Go through the data below and gather each line containing "Crown".
[Stored records start]
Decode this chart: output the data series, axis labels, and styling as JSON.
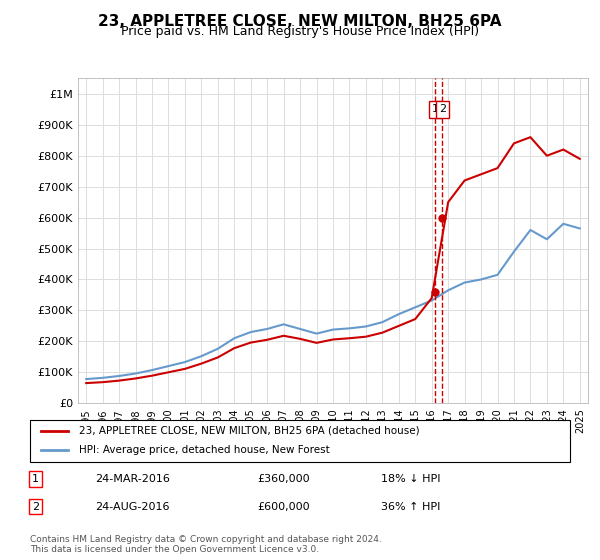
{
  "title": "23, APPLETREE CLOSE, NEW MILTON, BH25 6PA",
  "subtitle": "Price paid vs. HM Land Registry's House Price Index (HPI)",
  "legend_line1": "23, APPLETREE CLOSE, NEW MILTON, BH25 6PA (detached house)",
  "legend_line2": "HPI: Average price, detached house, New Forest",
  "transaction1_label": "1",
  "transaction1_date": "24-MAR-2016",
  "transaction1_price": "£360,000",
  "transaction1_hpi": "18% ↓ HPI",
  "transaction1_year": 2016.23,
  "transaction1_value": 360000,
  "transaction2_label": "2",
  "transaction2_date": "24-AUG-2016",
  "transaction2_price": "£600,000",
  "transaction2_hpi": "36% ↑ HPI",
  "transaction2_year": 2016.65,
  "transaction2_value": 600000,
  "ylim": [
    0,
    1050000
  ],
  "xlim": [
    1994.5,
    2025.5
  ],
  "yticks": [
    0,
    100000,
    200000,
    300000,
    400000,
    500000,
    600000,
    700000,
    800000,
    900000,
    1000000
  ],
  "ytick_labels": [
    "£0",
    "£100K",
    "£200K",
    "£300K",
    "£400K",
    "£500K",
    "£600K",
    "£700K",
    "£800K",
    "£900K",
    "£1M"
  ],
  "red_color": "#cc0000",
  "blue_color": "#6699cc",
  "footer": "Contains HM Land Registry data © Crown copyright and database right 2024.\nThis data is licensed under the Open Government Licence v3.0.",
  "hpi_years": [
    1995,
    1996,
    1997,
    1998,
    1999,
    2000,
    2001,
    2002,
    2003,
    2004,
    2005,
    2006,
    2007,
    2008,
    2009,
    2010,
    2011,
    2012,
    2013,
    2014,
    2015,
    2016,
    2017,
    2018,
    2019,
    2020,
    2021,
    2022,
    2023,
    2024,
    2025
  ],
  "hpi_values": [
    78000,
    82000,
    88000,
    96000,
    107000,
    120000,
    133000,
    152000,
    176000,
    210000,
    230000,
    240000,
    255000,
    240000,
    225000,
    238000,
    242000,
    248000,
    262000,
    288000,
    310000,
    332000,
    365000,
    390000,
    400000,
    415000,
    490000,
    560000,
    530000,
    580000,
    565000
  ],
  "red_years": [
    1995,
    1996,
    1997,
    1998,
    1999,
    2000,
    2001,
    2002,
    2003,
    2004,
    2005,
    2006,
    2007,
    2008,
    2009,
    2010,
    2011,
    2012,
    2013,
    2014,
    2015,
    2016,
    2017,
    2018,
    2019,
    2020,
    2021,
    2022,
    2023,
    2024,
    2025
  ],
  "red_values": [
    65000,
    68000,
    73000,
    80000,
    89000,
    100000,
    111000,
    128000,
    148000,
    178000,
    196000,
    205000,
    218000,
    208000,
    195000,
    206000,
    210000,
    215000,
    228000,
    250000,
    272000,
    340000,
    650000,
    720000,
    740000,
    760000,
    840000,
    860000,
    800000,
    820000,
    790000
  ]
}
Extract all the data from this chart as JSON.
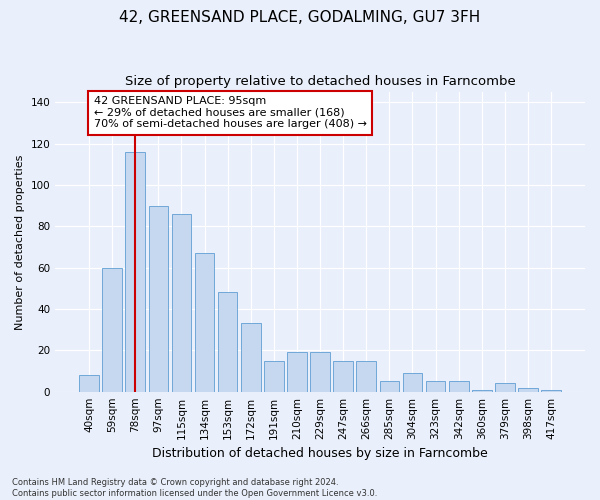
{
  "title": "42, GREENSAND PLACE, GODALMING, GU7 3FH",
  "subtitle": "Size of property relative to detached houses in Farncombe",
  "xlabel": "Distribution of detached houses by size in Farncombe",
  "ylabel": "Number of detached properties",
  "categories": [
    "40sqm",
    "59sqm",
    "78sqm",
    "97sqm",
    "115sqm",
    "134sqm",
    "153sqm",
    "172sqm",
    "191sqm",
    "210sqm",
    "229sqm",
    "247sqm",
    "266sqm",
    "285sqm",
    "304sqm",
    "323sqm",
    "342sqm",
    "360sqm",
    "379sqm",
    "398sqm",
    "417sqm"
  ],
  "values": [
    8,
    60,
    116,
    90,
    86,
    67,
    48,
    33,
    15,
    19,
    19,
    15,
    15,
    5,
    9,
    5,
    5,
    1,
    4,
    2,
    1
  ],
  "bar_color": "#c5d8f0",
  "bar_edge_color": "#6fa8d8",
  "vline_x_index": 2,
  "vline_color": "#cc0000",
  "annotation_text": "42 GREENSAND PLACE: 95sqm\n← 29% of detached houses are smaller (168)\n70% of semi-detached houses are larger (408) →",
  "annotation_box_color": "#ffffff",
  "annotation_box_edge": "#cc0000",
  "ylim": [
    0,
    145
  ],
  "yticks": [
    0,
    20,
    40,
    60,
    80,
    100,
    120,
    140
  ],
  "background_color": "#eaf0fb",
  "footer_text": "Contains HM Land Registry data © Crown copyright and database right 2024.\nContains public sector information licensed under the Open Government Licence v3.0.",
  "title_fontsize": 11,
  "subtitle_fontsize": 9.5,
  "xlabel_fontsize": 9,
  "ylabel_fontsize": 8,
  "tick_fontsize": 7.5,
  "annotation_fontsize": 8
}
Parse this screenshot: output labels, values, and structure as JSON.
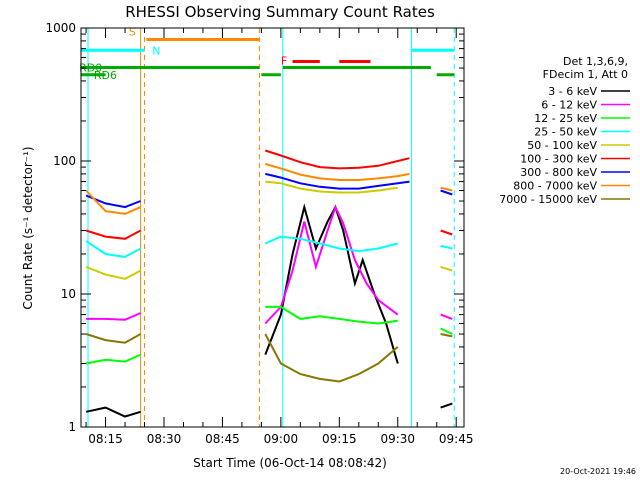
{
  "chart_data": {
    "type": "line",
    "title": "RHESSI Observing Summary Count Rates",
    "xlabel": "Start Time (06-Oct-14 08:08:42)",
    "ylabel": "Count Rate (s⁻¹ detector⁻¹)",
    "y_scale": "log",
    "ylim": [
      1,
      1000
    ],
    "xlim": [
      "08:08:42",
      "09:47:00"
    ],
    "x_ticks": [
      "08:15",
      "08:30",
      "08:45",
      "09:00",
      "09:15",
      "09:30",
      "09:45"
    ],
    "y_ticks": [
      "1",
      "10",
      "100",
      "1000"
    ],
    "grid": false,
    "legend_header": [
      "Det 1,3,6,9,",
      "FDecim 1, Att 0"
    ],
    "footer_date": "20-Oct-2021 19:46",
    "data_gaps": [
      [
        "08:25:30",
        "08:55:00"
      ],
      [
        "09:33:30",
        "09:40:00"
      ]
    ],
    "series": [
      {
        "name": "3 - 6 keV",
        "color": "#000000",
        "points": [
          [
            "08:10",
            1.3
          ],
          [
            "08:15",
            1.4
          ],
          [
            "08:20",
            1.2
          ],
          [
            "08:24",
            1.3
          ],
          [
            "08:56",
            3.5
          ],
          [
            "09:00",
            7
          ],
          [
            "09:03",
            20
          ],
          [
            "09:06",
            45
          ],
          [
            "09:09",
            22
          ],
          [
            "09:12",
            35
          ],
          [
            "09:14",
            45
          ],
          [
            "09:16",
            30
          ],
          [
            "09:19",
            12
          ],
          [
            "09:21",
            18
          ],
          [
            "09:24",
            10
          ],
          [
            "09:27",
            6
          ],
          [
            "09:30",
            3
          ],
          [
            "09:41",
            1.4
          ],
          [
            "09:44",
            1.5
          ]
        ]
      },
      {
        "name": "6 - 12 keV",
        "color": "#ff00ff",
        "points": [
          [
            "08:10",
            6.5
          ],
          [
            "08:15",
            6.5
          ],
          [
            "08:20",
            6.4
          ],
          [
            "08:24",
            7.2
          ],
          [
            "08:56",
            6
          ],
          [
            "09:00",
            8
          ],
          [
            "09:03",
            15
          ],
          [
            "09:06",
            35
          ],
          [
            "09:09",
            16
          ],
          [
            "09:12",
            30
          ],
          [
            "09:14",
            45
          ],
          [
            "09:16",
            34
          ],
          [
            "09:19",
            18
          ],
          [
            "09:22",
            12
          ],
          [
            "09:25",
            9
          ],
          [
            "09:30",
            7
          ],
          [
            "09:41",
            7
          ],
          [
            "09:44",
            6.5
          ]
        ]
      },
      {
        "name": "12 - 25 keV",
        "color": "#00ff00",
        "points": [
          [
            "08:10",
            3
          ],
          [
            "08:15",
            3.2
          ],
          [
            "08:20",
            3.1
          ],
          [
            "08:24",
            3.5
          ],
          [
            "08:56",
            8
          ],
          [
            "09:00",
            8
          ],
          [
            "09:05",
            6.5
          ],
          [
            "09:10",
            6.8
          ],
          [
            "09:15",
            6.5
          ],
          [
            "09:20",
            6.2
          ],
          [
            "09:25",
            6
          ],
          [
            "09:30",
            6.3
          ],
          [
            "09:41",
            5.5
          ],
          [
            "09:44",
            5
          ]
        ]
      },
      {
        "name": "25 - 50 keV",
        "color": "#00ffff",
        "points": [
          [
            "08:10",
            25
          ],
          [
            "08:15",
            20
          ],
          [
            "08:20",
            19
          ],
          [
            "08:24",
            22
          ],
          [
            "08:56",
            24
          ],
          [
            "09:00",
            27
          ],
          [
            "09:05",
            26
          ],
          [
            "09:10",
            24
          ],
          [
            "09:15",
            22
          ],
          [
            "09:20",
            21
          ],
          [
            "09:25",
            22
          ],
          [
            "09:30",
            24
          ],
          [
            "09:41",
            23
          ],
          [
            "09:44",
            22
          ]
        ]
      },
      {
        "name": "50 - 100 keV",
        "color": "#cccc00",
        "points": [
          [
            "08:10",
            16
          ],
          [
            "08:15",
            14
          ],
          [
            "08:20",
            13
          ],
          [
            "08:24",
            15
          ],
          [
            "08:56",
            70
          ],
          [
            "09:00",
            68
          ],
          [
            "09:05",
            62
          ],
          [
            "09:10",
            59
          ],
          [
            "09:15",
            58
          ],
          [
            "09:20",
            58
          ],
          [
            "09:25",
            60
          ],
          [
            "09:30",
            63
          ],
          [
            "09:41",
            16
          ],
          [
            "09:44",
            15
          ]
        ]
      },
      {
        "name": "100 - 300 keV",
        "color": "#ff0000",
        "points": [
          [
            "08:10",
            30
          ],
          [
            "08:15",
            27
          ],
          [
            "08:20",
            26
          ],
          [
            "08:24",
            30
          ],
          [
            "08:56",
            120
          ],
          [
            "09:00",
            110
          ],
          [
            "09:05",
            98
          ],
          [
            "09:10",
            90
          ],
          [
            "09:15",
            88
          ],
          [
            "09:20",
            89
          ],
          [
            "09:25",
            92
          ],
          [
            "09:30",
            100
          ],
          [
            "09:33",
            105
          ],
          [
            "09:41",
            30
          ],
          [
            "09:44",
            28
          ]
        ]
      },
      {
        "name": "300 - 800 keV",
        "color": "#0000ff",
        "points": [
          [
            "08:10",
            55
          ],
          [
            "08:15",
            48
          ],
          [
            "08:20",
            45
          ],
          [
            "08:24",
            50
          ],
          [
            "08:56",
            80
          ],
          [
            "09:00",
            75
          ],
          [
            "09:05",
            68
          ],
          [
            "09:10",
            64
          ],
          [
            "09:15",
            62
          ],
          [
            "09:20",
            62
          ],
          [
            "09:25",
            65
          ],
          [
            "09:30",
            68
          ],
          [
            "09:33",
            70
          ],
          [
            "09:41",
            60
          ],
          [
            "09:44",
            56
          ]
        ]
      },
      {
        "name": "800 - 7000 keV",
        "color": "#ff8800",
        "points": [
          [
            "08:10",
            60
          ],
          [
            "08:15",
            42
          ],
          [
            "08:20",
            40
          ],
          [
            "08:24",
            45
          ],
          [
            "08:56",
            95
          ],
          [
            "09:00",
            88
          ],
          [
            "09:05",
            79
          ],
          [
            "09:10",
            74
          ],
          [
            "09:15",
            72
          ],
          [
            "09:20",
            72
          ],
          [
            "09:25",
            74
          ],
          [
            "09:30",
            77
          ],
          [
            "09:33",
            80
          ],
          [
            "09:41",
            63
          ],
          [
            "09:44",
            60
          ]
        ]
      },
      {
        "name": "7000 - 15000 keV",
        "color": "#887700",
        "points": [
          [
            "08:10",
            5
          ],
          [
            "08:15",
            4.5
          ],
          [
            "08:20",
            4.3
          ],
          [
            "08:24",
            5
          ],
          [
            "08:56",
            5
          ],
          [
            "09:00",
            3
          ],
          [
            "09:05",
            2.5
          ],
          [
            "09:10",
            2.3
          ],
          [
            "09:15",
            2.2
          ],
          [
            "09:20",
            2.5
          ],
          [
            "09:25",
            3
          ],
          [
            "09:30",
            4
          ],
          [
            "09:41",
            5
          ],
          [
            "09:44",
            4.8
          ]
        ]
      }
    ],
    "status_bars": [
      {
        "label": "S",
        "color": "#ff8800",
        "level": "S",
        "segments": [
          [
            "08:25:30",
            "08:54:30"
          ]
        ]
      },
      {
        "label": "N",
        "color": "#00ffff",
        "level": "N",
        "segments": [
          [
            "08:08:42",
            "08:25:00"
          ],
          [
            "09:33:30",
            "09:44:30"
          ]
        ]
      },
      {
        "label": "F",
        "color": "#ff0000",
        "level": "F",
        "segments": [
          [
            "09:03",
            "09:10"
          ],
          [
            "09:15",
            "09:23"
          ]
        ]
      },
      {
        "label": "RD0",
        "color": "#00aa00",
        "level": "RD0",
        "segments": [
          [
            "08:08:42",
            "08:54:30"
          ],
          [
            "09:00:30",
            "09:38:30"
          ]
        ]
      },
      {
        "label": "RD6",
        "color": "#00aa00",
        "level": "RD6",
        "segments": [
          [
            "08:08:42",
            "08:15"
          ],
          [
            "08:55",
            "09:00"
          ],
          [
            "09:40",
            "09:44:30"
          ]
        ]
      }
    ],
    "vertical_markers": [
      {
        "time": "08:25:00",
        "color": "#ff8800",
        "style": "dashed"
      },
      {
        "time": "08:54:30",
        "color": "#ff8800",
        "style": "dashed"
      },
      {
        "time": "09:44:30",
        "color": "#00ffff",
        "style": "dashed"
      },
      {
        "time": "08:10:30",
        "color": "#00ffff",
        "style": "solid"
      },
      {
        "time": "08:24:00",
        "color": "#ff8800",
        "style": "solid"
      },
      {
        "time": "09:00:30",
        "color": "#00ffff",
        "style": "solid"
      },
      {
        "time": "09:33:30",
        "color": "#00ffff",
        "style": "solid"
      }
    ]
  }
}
[Stored records end]
Task solution:
  "footer": "Contains HM Land Registry data © Crown copyright and database right 2024.\nThis data is licensed under the Open Government Licence v3.0.",
  "footer_text": "Contains HM Land Registry data © Crown copyright and database right 2024.\nContains public sector information licensed under the Open Government Licence v3.0.",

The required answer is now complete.